BEGIN

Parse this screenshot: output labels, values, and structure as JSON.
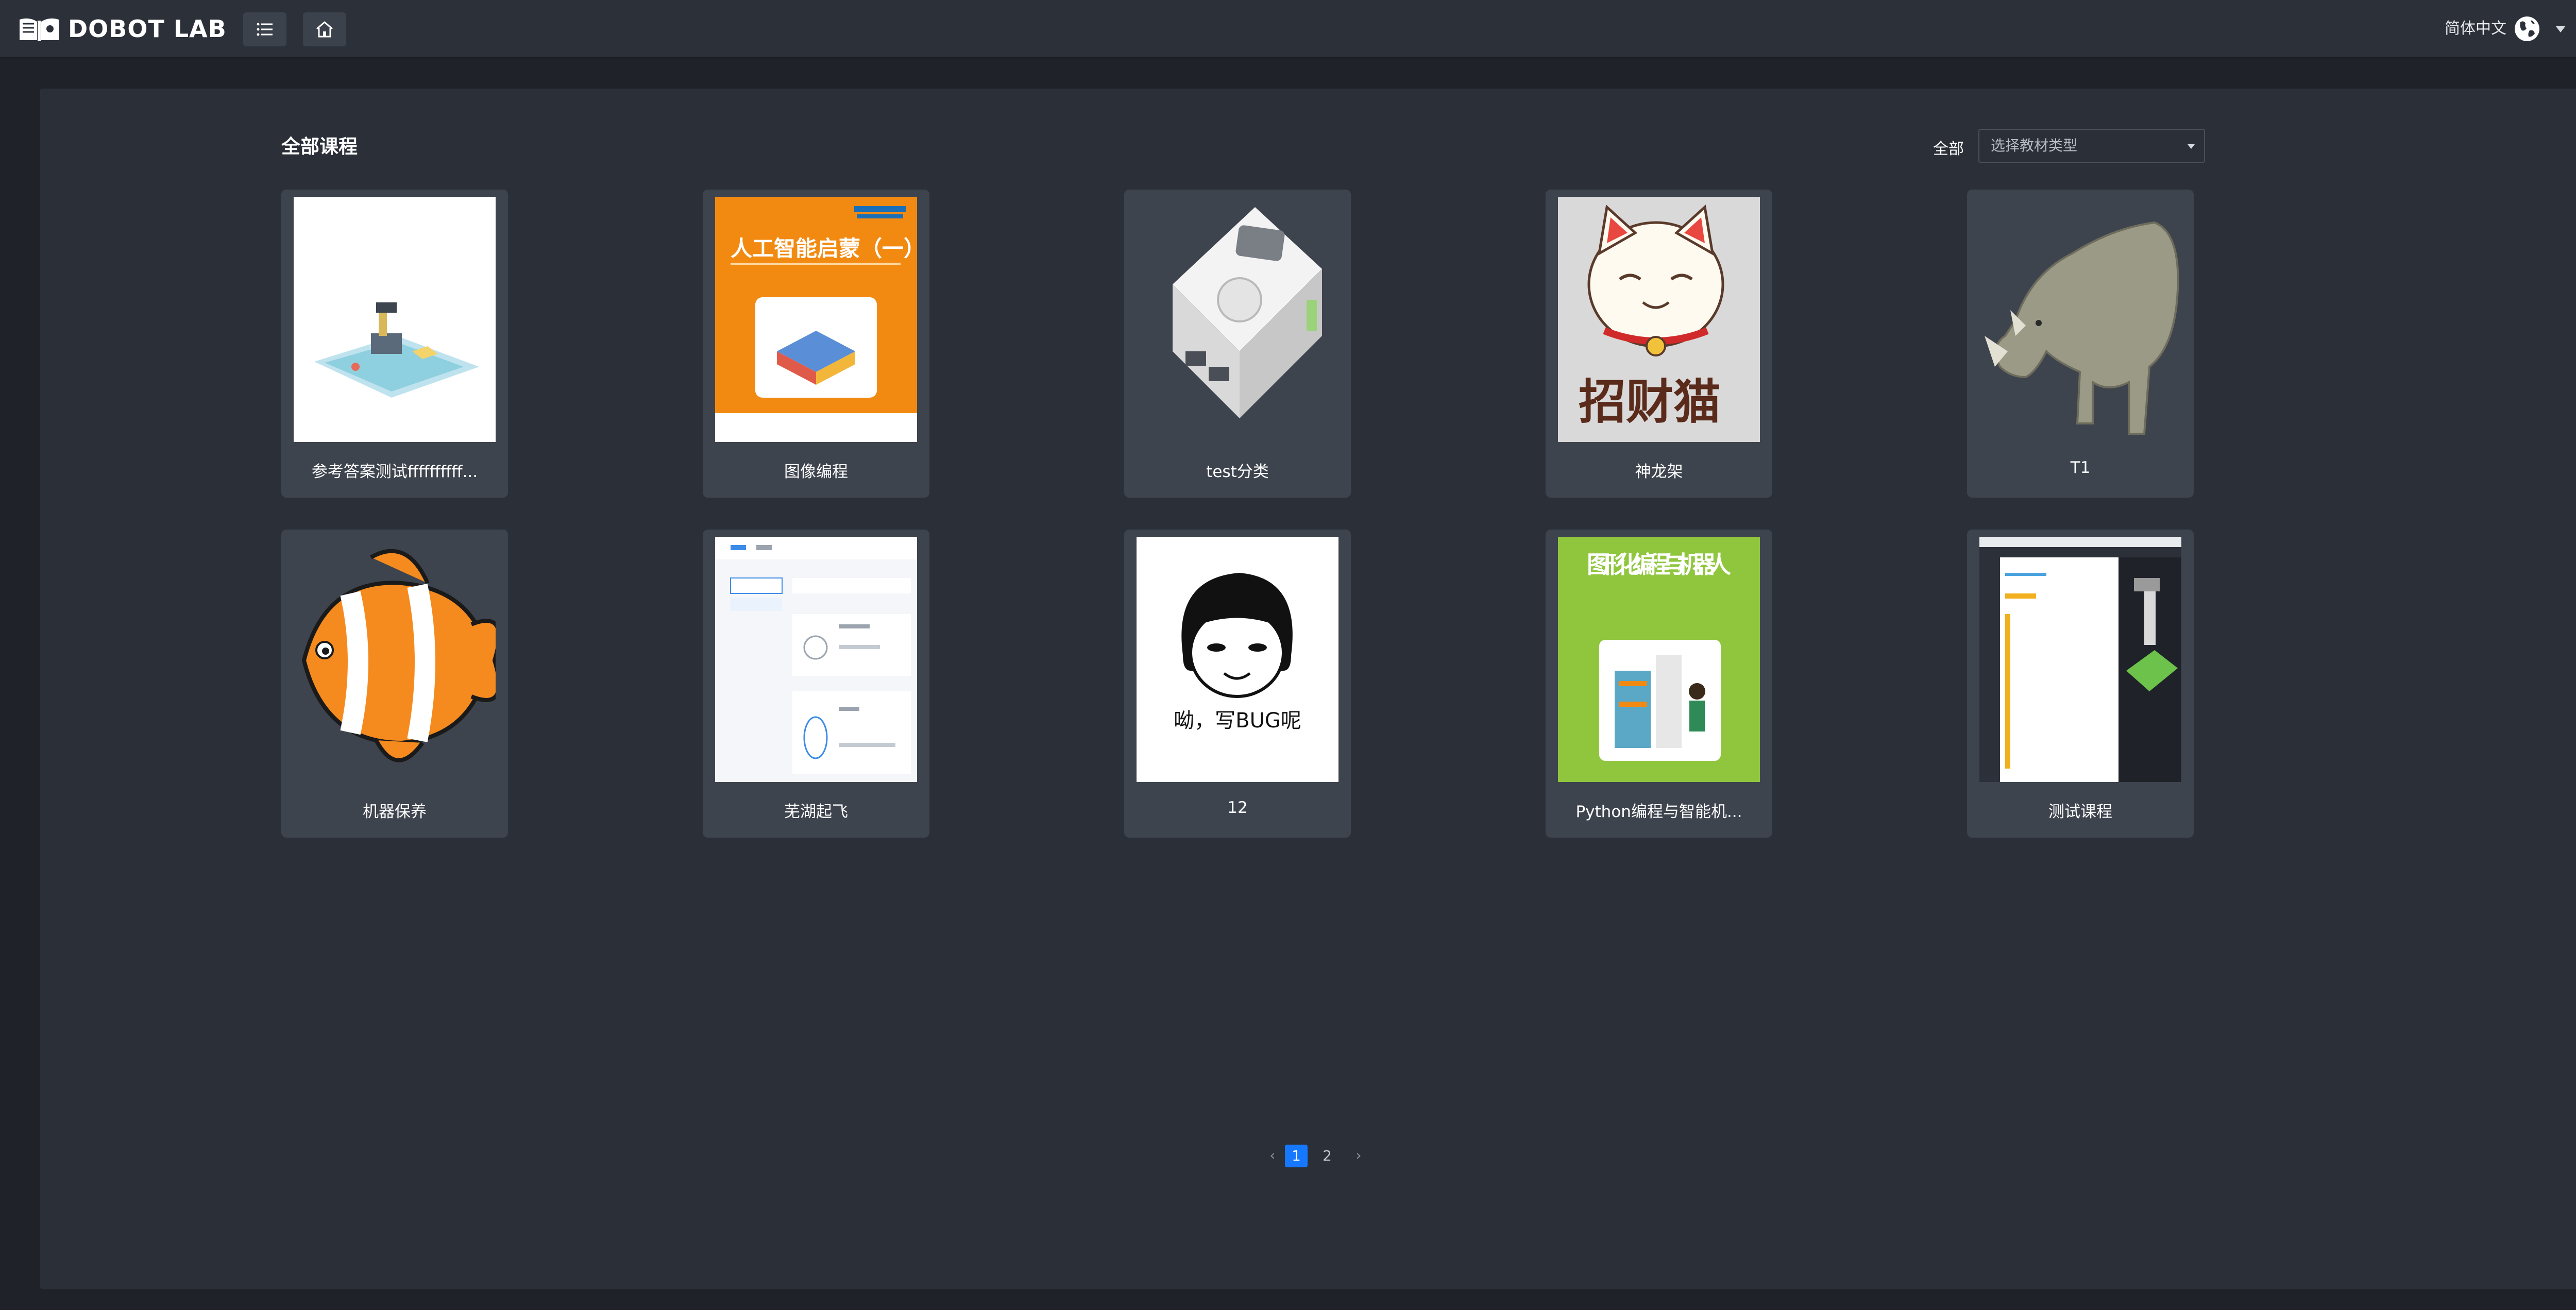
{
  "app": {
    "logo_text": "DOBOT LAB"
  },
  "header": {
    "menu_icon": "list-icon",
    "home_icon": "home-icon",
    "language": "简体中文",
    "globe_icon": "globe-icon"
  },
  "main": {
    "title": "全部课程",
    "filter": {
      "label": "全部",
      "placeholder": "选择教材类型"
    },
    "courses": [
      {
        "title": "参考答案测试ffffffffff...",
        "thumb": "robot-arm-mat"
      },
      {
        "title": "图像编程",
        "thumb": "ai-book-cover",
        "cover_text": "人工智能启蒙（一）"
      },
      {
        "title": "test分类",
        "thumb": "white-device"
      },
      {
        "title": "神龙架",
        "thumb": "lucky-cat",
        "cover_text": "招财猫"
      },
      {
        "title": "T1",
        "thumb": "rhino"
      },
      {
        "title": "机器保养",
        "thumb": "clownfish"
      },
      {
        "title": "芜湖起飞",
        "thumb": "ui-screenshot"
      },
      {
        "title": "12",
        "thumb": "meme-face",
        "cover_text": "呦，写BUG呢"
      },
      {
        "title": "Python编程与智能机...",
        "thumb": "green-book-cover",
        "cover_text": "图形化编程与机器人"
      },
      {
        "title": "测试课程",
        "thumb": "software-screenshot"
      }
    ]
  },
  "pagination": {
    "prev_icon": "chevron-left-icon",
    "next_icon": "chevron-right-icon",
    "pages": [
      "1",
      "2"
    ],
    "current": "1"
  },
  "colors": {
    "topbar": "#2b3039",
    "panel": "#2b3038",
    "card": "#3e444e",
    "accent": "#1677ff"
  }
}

END
BEGIN

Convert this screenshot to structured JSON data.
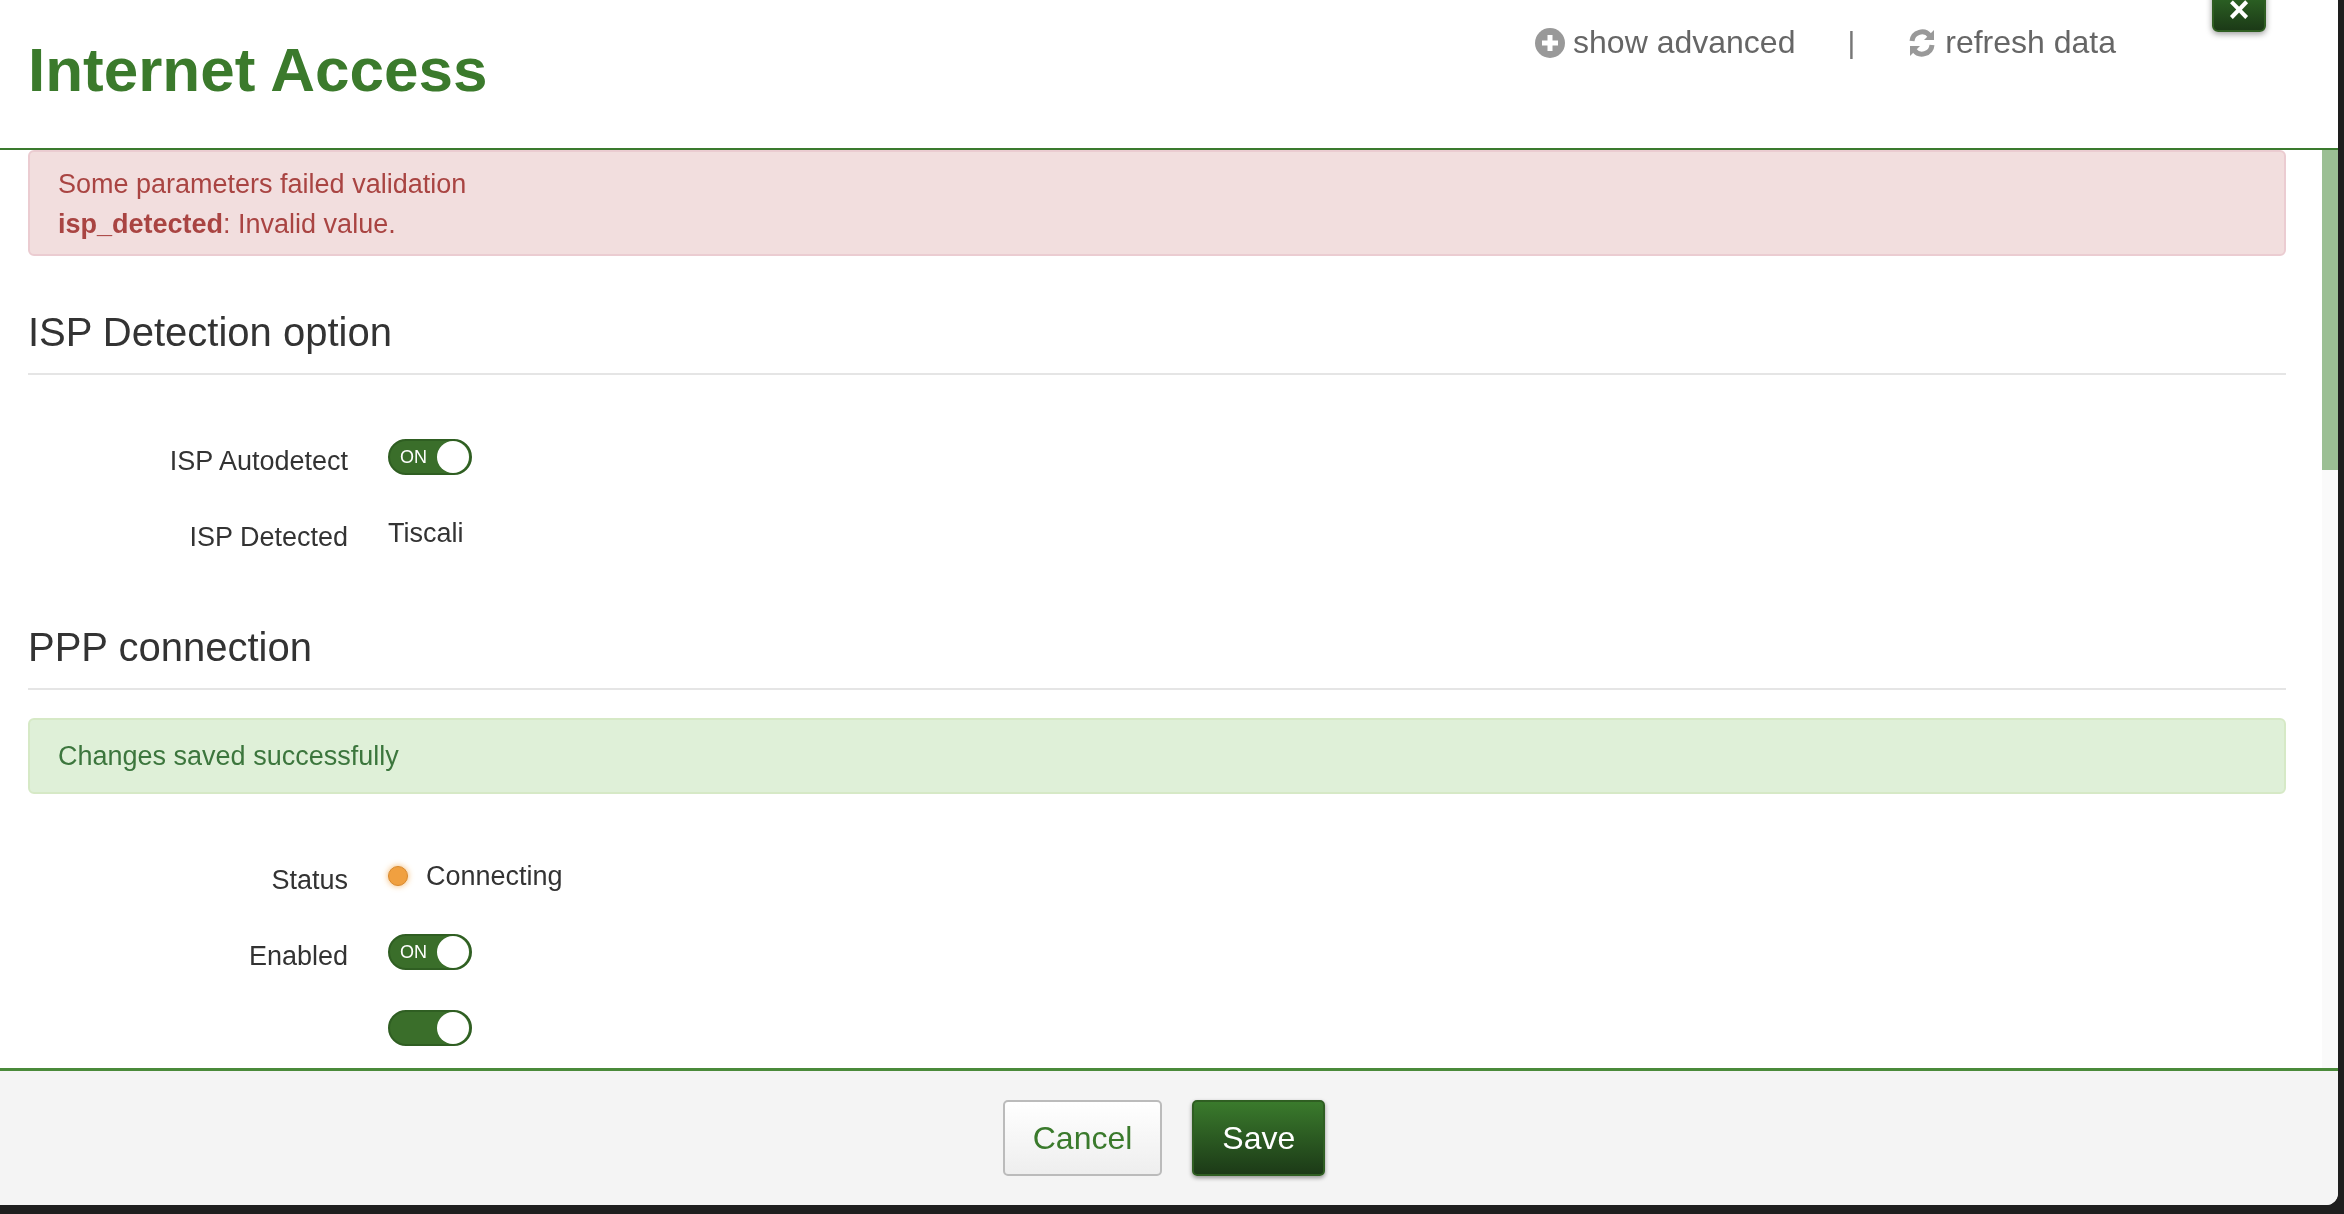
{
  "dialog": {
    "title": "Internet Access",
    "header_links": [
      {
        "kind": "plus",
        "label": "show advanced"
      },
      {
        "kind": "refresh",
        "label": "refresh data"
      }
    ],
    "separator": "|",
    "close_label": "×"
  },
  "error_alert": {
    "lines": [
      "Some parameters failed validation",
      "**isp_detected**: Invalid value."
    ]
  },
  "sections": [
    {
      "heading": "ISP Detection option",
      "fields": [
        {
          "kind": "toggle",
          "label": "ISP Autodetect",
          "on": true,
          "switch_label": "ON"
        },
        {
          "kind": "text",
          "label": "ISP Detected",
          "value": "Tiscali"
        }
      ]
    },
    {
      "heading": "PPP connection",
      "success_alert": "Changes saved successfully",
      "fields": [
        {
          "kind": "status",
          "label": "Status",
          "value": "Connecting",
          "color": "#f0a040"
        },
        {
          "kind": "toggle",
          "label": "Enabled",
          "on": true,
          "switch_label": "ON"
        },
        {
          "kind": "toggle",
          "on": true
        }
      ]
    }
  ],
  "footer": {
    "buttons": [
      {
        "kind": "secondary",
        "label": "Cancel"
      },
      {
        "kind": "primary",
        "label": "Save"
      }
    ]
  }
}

END
BEGIN

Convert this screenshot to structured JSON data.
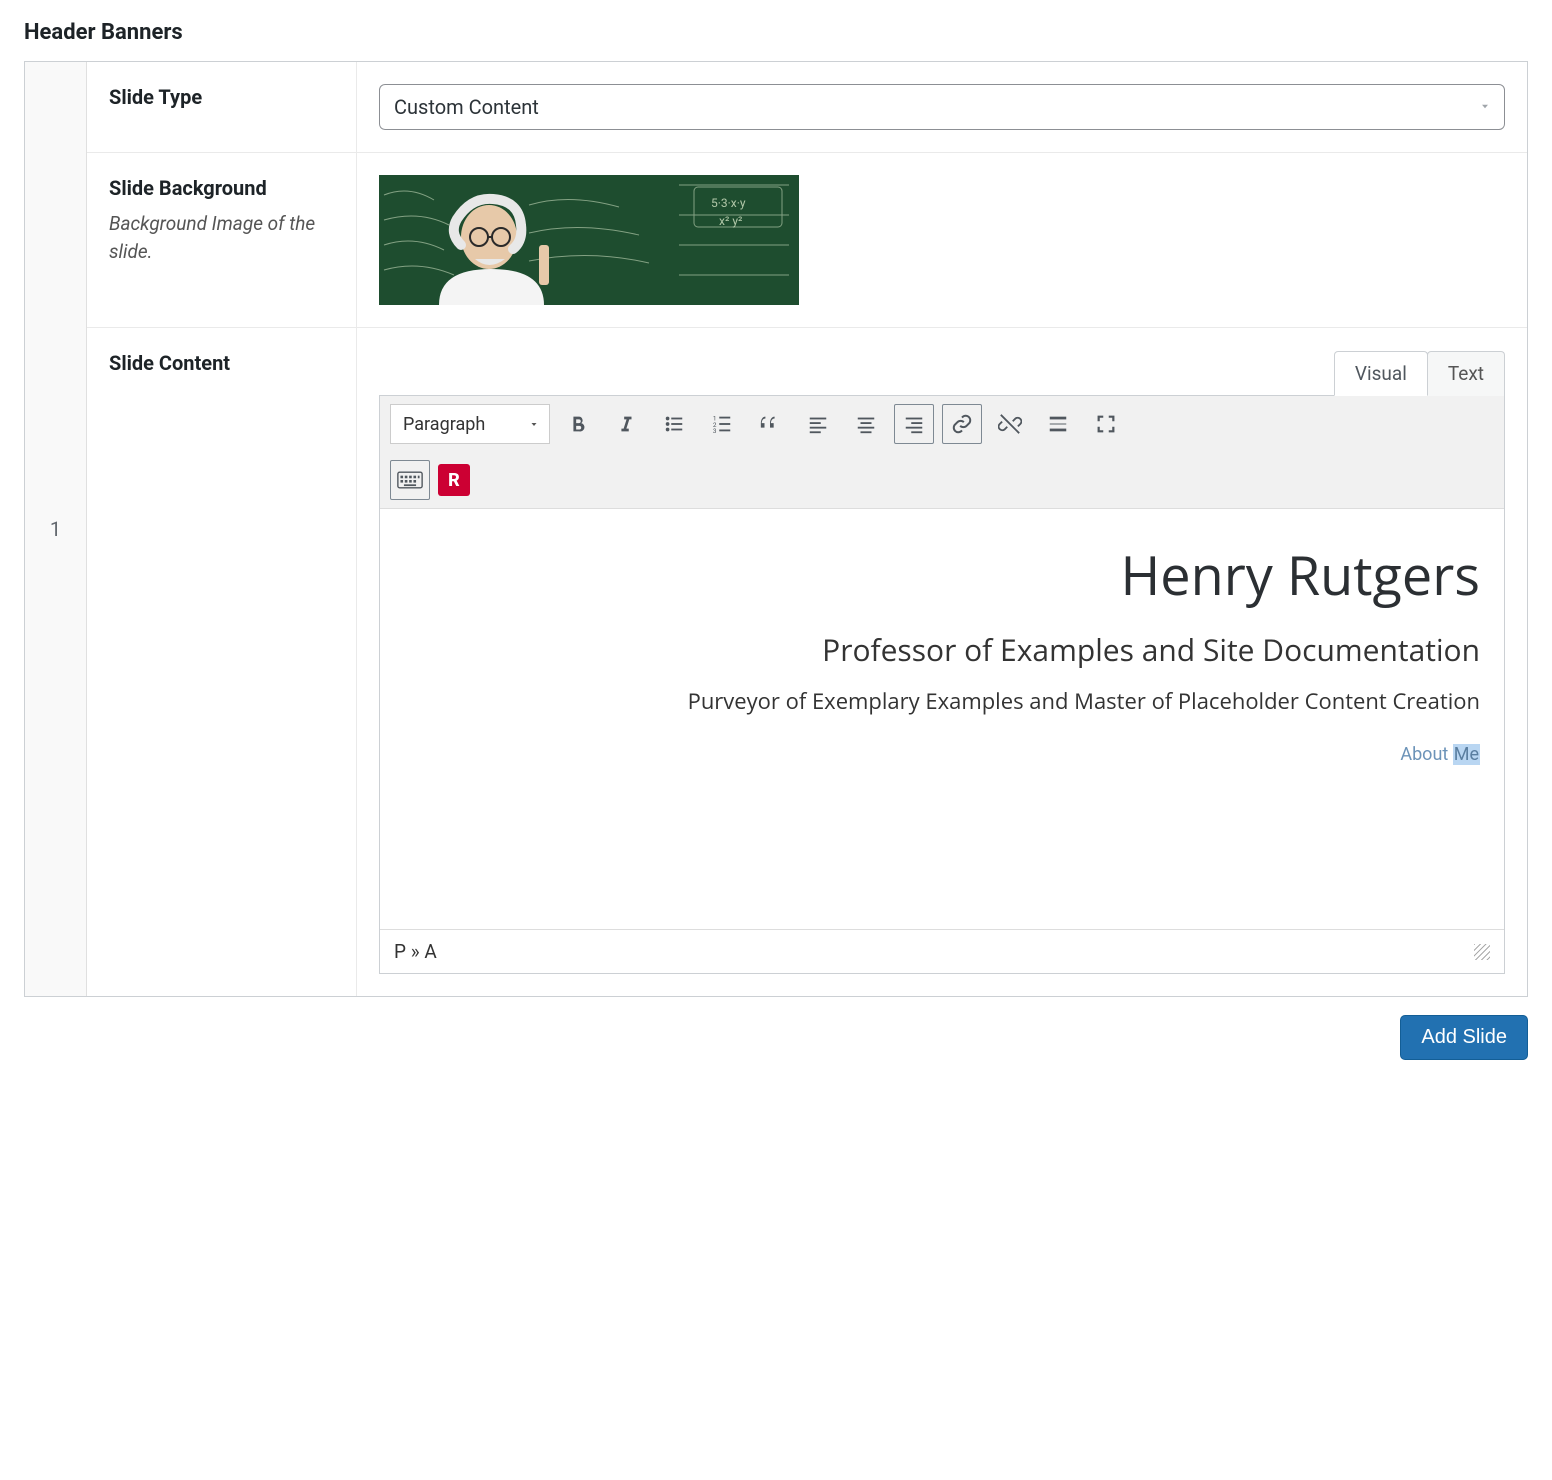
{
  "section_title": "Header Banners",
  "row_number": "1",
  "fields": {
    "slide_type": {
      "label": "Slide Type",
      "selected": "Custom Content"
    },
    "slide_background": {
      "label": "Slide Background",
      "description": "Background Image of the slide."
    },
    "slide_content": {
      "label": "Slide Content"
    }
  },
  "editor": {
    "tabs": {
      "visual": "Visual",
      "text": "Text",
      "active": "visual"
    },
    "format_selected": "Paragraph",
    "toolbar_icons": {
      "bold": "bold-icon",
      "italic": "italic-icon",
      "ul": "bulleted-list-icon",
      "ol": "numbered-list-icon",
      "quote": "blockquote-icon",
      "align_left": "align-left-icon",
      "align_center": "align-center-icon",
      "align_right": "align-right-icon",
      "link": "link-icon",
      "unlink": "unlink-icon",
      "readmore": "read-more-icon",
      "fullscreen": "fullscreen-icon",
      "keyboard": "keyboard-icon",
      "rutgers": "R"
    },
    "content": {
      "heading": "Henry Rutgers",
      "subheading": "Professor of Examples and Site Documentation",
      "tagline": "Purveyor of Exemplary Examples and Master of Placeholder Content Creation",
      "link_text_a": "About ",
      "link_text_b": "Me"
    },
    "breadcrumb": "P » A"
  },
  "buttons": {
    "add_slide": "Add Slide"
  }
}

END

◆ Work to do
Identify every line above with the string "left" in it. Copy those lines.

◆ Exercise output
    "prev_icon": "chevron-left-icon",
      "align_left": "align-left-icon",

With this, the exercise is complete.